Repeat each line exactly, leaving nothing out.

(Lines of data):
===
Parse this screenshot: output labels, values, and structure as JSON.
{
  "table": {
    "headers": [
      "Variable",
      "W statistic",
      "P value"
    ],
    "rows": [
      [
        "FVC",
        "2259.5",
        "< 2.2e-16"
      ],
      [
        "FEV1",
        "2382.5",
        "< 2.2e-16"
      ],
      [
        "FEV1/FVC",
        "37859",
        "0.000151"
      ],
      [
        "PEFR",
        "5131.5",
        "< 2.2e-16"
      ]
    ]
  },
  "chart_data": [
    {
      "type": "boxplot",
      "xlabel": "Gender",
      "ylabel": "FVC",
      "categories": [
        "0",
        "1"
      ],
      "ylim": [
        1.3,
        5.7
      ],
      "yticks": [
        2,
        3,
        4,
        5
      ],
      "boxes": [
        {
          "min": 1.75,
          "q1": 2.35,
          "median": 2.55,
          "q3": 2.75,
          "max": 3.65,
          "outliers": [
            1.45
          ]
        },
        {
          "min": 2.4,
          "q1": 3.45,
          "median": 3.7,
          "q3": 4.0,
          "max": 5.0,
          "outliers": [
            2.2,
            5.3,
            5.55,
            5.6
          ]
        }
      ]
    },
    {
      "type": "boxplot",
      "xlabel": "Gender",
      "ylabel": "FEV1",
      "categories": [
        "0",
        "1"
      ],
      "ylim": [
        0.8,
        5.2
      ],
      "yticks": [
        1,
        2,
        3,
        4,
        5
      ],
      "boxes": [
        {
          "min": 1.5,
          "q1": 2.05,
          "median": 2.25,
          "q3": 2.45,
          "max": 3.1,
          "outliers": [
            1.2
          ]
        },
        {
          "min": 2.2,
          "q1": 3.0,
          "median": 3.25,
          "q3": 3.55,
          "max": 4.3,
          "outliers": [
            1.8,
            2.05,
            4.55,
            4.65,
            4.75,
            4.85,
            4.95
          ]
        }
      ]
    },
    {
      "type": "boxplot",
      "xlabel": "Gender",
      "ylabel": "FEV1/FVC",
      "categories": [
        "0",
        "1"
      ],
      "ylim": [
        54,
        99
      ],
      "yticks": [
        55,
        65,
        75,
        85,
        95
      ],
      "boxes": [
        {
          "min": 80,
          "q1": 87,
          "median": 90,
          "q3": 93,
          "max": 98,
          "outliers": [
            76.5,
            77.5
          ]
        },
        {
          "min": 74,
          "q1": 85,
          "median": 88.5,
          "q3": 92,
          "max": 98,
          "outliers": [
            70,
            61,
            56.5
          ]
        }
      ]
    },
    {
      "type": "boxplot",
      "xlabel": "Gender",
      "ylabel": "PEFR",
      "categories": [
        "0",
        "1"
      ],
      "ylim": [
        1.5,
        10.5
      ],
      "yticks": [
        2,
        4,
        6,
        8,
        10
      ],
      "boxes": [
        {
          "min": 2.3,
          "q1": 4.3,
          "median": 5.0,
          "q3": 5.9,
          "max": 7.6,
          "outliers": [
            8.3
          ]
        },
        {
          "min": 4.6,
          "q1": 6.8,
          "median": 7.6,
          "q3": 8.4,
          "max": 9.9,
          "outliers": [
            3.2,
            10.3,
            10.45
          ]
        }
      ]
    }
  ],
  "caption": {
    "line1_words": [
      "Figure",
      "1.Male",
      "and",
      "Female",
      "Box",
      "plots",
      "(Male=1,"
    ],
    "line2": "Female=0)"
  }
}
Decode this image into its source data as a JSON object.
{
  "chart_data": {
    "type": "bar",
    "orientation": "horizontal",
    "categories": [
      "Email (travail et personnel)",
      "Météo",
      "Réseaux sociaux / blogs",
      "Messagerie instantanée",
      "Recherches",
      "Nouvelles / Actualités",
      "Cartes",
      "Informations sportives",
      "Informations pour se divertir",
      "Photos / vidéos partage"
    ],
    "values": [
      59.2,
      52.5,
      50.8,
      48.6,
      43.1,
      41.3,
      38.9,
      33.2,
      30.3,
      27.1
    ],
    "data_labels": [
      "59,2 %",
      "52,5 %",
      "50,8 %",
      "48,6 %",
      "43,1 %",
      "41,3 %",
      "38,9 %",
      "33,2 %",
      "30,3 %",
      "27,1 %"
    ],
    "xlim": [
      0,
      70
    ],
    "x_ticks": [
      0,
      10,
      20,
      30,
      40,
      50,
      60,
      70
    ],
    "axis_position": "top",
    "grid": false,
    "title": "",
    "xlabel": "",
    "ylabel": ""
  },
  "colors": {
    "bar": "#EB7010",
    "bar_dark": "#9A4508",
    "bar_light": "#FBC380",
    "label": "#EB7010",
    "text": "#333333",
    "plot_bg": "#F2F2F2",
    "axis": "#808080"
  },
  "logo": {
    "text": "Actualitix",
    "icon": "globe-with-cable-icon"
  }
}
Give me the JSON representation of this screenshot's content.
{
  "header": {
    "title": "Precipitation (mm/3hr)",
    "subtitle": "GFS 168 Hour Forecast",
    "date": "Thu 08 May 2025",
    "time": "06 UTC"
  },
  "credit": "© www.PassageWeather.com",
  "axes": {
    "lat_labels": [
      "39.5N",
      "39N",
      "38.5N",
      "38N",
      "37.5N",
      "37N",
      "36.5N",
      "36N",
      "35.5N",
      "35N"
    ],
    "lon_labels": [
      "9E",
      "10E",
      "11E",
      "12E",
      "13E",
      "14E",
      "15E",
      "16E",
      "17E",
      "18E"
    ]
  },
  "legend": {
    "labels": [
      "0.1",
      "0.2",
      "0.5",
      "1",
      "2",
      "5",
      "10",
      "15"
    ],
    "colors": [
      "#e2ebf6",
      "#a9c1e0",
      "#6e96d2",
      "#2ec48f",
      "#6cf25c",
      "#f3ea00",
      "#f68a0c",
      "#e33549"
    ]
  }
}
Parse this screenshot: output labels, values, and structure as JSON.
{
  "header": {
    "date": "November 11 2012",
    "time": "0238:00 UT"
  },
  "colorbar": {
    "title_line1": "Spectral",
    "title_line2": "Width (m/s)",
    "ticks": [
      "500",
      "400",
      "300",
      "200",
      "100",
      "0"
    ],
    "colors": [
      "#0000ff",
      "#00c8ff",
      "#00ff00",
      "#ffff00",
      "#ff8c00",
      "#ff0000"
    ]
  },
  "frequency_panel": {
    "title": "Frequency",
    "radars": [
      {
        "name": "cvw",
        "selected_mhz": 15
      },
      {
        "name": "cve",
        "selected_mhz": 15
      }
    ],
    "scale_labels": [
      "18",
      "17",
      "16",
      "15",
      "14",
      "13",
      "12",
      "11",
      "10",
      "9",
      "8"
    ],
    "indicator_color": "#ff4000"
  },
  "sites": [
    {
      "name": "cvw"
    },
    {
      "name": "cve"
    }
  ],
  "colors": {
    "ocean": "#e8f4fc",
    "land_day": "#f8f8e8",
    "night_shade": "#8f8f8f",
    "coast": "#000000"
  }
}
===
(Result):
Parse this screenshot: output labels, values, and structure as JSON.
{
  "table": {
    "headers": [
      "Variable",
      "W statistic",
      "P value"
    ],
    "rows": [
      [
        "FVC",
        "2259.5",
        "< 2.2e-16"
      ],
      [
        "FEV1",
        "2382.5",
        "< 2.2e-16"
      ],
      [
        "FEV1/FVC",
        "37859",
        "0.000151"
      ],
      [
        "PEFR",
        "5131.5",
        "< 2.2e-16"
      ]
    ]
  },
  "chart_data": [
    {
      "type": "boxplot",
      "xlabel": "Gender",
      "ylabel": "FVC",
      "categories": [
        "0",
        "1"
      ],
      "ylim": [
        1.3,
        5.7
      ],
      "yticks": [
        2,
        3,
        4,
        5
      ],
      "boxes": [
        {
          "min": 1.75,
          "q1": 2.35,
          "median": 2.55,
          "q3": 2.75,
          "max": 3.65,
          "outliers": [
            1.45
          ]
        },
        {
          "min": 2.4,
          "q1": 3.45,
          "median": 3.7,
          "q3": 4.0,
          "max": 5.0,
          "outliers": [
            2.2,
            5.3,
            5.55,
            5.6
          ]
        }
      ]
    },
    {
      "type": "boxplot",
      "xlabel": "Gender",
      "ylabel": "FEV1",
      "categories": [
        "0",
        "1"
      ],
      "ylim": [
        0.8,
        5.2
      ],
      "yticks": [
        1,
        2,
        3,
        4,
        5
      ],
      "boxes": [
        {
          "min": 1.5,
          "q1": 2.05,
          "median": 2.25,
          "q3": 2.45,
          "max": 3.1,
          "outliers": [
            1.2
          ]
        },
        {
          "min": 2.2,
          "q1": 3.0,
          "median": 3.25,
          "q3": 3.55,
          "max": 4.3,
          "outliers": [
            1.8,
            2.05,
            4.55,
            4.65,
            4.75,
            4.85,
            4.95
          ]
        }
      ]
    },
    {
      "type": "boxplot",
      "xlabel": "Gender",
      "ylabel": "FEV1/FVC",
      "categories": [
        "0",
        "1"
      ],
      "ylim": [
        54,
        99
      ],
      "yticks": [
        55,
        65,
        75,
        85,
        95
      ],
      "boxes": [
        {
          "min": 80,
          "q1": 87,
          "median": 90,
          "q3": 93,
          "max": 98,
          "outliers": [
            76.5,
            77.5
          ]
        },
        {
          "min": 74,
          "q1": 85,
          "median": 88.5,
          "q3": 92,
          "max": 98,
          "outliers": [
            70,
            61,
            56.5
          ]
        }
      ]
    },
    {
      "type": "boxplot",
      "xlabel": "Gender",
      "ylabel": "PEFR",
      "categories": [
        "0",
        "1"
      ],
      "ylim": [
        1.5,
        10.5
      ],
      "yticks": [
        2,
        4,
        6,
        8,
        10
      ],
      "boxes": [
        {
          "min": 2.3,
          "q1": 4.3,
          "median": 5.0,
          "q3": 5.9,
          "max": 7.6,
          "outliers": [
            8.3
          ]
        },
        {
          "min": 4.6,
          "q1": 6.8,
          "median": 7.6,
          "q3": 8.4,
          "max": 9.9,
          "outliers": [
            3.2,
            10.3,
            10.45
          ]
        }
      ]
    }
  ],
  "caption": {
    "line1_words": [
      "Figure",
      "1.Male",
      "and",
      "Female",
      "Box",
      "plots",
      "(Male=1,"
    ],
    "line2": "Female=0)"
  }
}
Decode this image into its source data as a JSON object.
{
  "chart_data": {
    "type": "bar",
    "orientation": "horizontal",
    "categories": [
      "Email (travail et personnel)",
      "Météo",
      "Réseaux sociaux / blogs",
      "Messagerie instantanée",
      "Recherches",
      "Nouvelles / Actualités",
      "Cartes",
      "Informations sportives",
      "Informations pour se divertir",
      "Photos / vidéos partage"
    ],
    "values": [
      59.2,
      52.5,
      50.8,
      48.6,
      43.1,
      41.3,
      38.9,
      33.2,
      30.3,
      27.1
    ],
    "data_labels": [
      "59,2 %",
      "52,5 %",
      "50,8 %",
      "48,6 %",
      "43,1 %",
      "41,3 %",
      "38,9 %",
      "33,2 %",
      "30,3 %",
      "27,1 %"
    ],
    "xlim": [
      0,
      70
    ],
    "x_ticks": [
      0,
      10,
      20,
      30,
      40,
      50,
      60,
      70
    ],
    "axis_position": "top",
    "grid": false,
    "title": "",
    "xlabel": "",
    "ylabel": ""
  },
  "colors": {
    "bar": "#EB7010",
    "bar_dark": "#9A4508",
    "bar_light": "#FBC380",
    "label": "#EB7010",
    "text": "#333333",
    "plot_bg": "#F2F2F2",
    "axis": "#808080"
  },
  "logo": {
    "text": "Actualitix",
    "icon": "globe-with-cable-icon"
  }
}
Give me the JSON representation of this screenshot's content.
{
  "header": {
    "title": "Precipitation (mm/3hr)",
    "subtitle": "GFS 168 Hour Forecast",
    "date": "Thu 08 May 2025",
    "time": "06 UTC"
  },
  "credit": "© www.PassageWeather.com",
  "axes": {
    "lat_labels": [
      "39.5N",
      "39N",
      "38.5N",
      "38N",
      "37.5N",
      "37N",
      "36.5N",
      "36N",
      "35.5N",
      "35N"
    ],
    "lon_labels": [
      "9E",
      "10E",
      "11E",
      "12E",
      "13E",
      "14E",
      "15E",
      "16E",
      "17E",
      "18E"
    ]
  },
  "legend": {
    "labels": [
      "0.1",
      "0.2",
      "0.5",
      "1",
      "2",
      "5",
      "10",
      "15"
    ],
    "colors": [
      "#e2ebf6",
      "#a9c1e0",
      "#6e96d2",
      "#2ec48f",
      "#6cf25c",
      "#f3ea00",
      "#f68a0c",
      "#e33549"
    ]
  }
}
Parse this screenshot: output labels, values, and structure as JSON.
{
  "header": {
    "date": "November 11 2012",
    "time": "0238:00 UT"
  },
  "colorbar": {
    "title_line1": "Spectral",
    "title_line2": "Width (m/s)",
    "ticks": [
      "500",
      "400",
      "300",
      "200",
      "100",
      "0"
    ],
    "colors": [
      "#0000ff",
      "#00c8ff",
      "#00ff00",
      "#ffff00",
      "#ff8c00",
      "#ff0000"
    ]
  },
  "frequency_panel": {
    "title": "Frequency",
    "radars": [
      {
        "name": "cvw",
        "selected_mhz": 15
      },
      {
        "name": "cve",
        "selected_mhz": 15
      }
    ],
    "scale_labels": [
      "18",
      "17",
      "16",
      "15",
      "14",
      "13",
      "12",
      "11",
      "10",
      "9",
      "8"
    ],
    "indicator_color": "#ff4000"
  },
  "sites": [
    {
      "name": "cvw"
    },
    {
      "name": "cve"
    }
  ],
  "colors": {
    "ocean": "#e8f4fc",
    "land_day": "#f8f8e8",
    "night_shade": "#8f8f8f",
    "coast": "#000000"
  }
}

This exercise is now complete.